Wherever the string "Halifax" appears in a line, extract that line.

| Records from a collection |
━━━━━━━━━━━━━━━━━━━━━━━━━━━━━━
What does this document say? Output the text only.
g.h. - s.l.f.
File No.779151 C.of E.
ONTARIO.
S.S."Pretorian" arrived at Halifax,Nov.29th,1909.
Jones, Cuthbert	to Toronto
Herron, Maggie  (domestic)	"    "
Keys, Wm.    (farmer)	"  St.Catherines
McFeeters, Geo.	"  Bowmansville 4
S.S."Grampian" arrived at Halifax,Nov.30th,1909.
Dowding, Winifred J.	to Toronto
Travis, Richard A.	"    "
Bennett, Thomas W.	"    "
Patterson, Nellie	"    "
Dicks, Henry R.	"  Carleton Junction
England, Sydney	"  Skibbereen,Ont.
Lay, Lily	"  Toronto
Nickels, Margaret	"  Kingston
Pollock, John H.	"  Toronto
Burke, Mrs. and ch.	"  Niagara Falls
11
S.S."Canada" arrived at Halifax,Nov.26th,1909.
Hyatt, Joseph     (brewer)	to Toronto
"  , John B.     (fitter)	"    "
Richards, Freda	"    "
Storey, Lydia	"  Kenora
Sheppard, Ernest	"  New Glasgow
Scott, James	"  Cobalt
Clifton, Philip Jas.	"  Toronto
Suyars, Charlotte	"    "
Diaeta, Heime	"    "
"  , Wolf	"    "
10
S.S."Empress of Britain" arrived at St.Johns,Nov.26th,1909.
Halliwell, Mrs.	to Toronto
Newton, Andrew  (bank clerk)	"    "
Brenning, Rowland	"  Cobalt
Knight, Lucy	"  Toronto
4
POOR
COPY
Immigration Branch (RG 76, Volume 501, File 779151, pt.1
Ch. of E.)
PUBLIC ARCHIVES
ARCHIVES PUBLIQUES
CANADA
━━━━━━━━━━━━━━━━━━━━━━━━━━━━━━
| Written answer |
S.S."Pretorian" arrived at Halifax,Nov.29th,1909.
S.S."Grampian" arrived at Halifax,Nov.30th,1909.
S.S."Canada" arrived at Halifax,Nov.26th,1909.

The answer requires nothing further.